Set the data down again, exactly as it reads, but without the pictures.

Start of RECORDED DATA

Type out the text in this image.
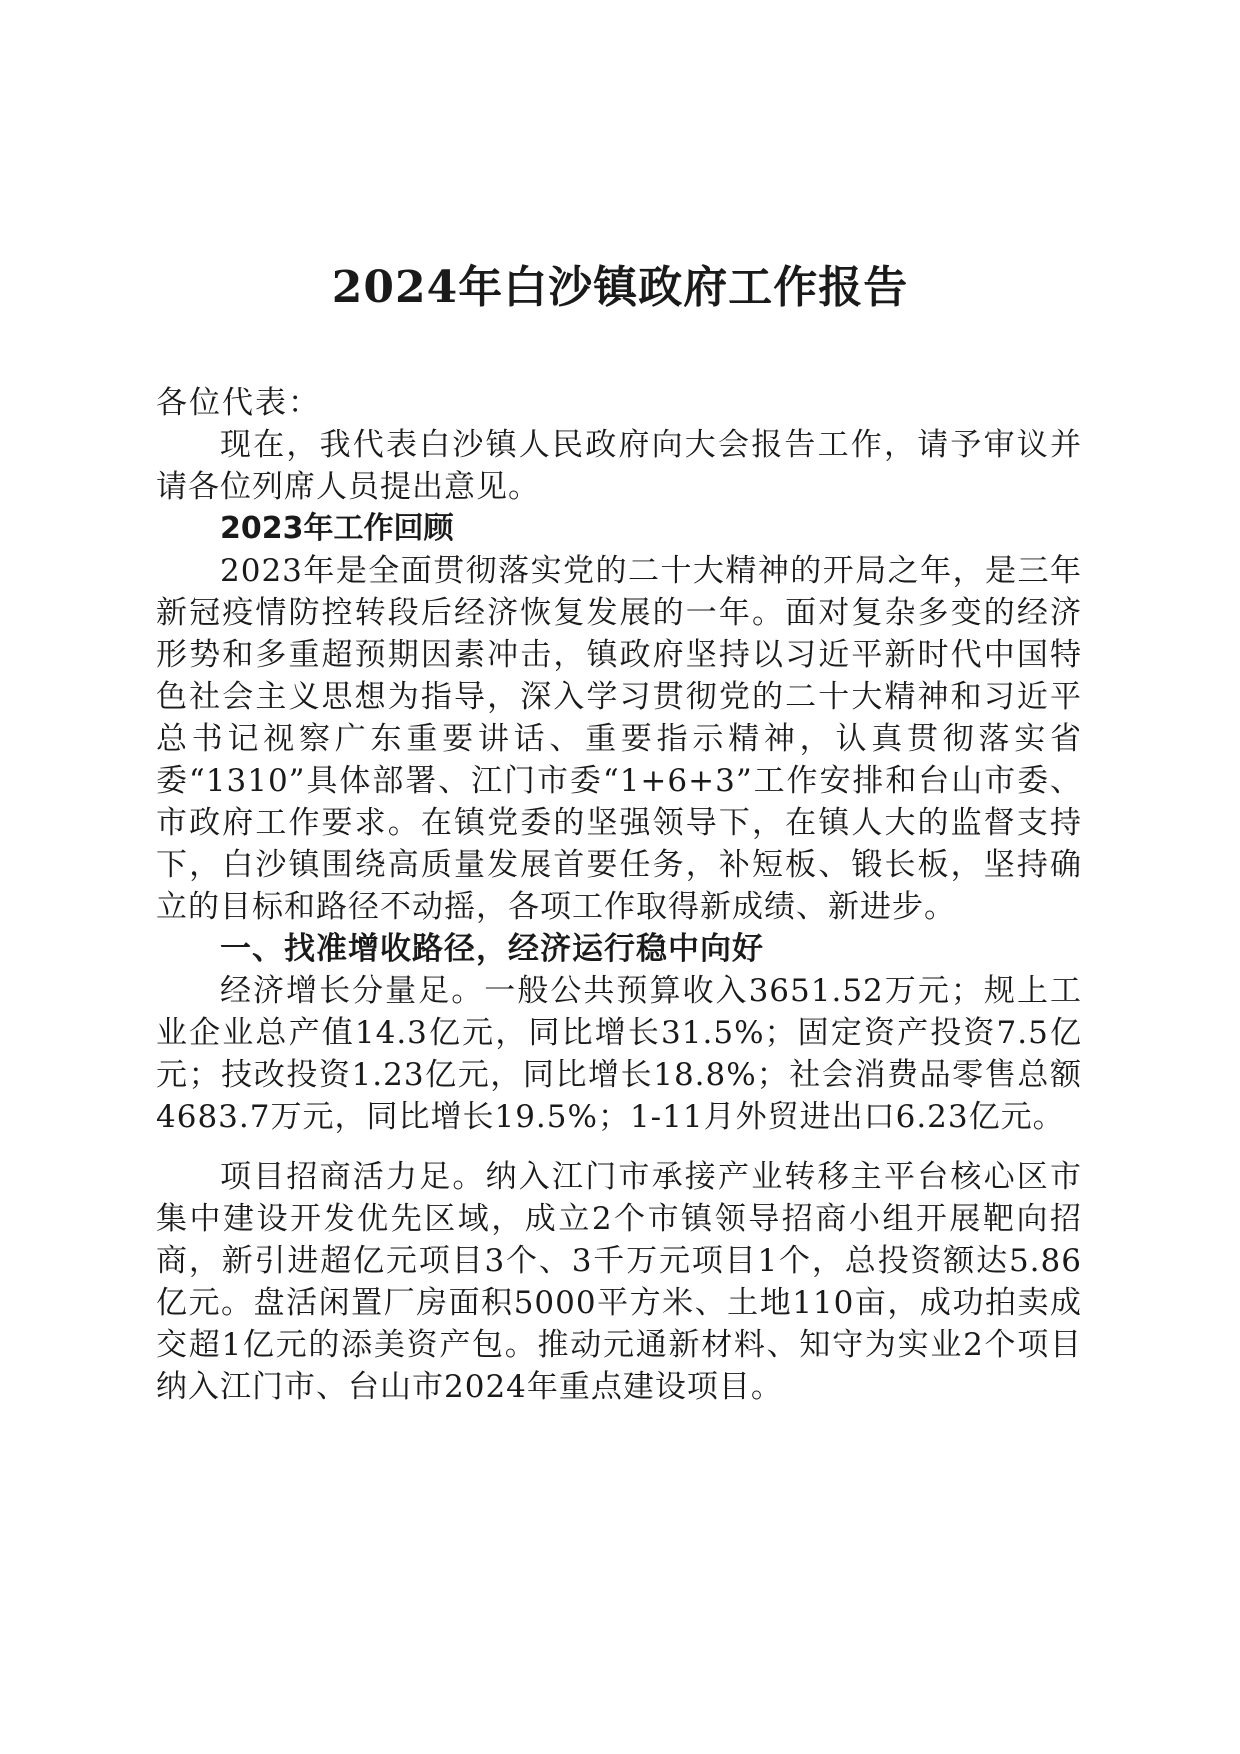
2024年白沙镇政府工作报告

各位代表：

现在，我代表白沙镇人民政府向大会报告工作，请予审议并请各位列席人员提出意见。

2023年工作回顾

2023年是全面贯彻落实党的二十大精神的开局之年，是三年新冠疫情防控转段后经济恢复发展的一年。面对复杂多变的经济形势和多重超预期因素冲击，镇政府坚持以习近平新时代中国特色社会主义思想为指导，深入学习贯彻党的二十大精神和习近平总书记视察广东重要讲话、重要指示精神，认真贯彻落实省委“1310”具体部署、江门市委“1+6+3”工作安排和台山市委、市政府工作要求。在镇党委的坚强领导下，在镇人大的监督支持下，白沙镇围绕高质量发展首要任务，补短板、锻长板，坚持确立的目标和路径不动摇，各项工作取得新成绩、新进步。

一、找准增收路径，经济运行稳中向好

经济增长分量足。一般公共预算收入3651.52万元；规上工业企业总产值14.3亿元，同比增长31.5%；固定资产投资7.5亿元；技改投资1.23亿元，同比增长18.8%；社会消费品零售总额4683.7万元，同比增长19.5%；1-11月外贸进出口6.23亿元。

项目招商活力足。纳入江门市承接产业转移主平台核心区市集中建设开发优先区域，成立2个市镇领导招商小组开展靶向招商，新引进超亿元项目3个、3千万元项目1个，总投资额达5.86亿元。盘活闲置厂房面积5000平方米、土地110亩，成功拍卖成交超1亿元的添美资产包。推动元通新材料、知守为实业2个项目纳入江门市、台山市2024年重点建设项目。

End of RECORDED DATA

> [FULL OUTPUT]:
Type out the text in this image.
2024年白沙镇政府工作报告

各位代表：

现在，我代表白沙镇人民政府向大会报告工作，请予审议并请各位列席人员提出意见。

2023年工作回顾

2023年是全面贯彻落实党的二十大精神的开局之年，是三年新冠疫情防控转段后经济恢复发展的一年。面对复杂多变的经济形势和多重超预期因素冲击，镇政府坚持以习近平新时代中国特色社会主义思想为指导，深入学习贯彻党的二十大精神和习近平总书记视察广东重要讲话、重要指示精神，认真贯彻落实省委“1310”具体部署、江门市委“1+6+3”工作安排和台山市委、市政府工作要求。在镇党委的坚强领导下，在镇人大的监督支持下，白沙镇围绕高质量发展首要任务，补短板、锻长板，坚持确立的目标和路径不动摇，各项工作取得新成绩、新进步。

一、找准增收路径，经济运行稳中向好

经济增长分量足。一般公共预算收入3651.52万元；规上工业企业总产值14.3亿元，同比增长31.5%；固定资产投资7.5亿元；技改投资1.23亿元，同比增长18.8%；社会消费品零售总额4683.7万元，同比增长19.5%；1-11月外贸进出口6.23亿元。

项目招商活力足。纳入江门市承接产业转移主平台核心区市集中建设开发优先区域，成立2个市镇领导招商小组开展靶向招商，新引进超亿元项目3个、3千万元项目1个，总投资额达5.86亿元。盘活闲置厂房面积5000平方米、土地110亩，成功拍卖成交超1亿元的添美资产包。推动元通新材料、知守为实业2个项目纳入江门市、台山市2024年重点建设项目。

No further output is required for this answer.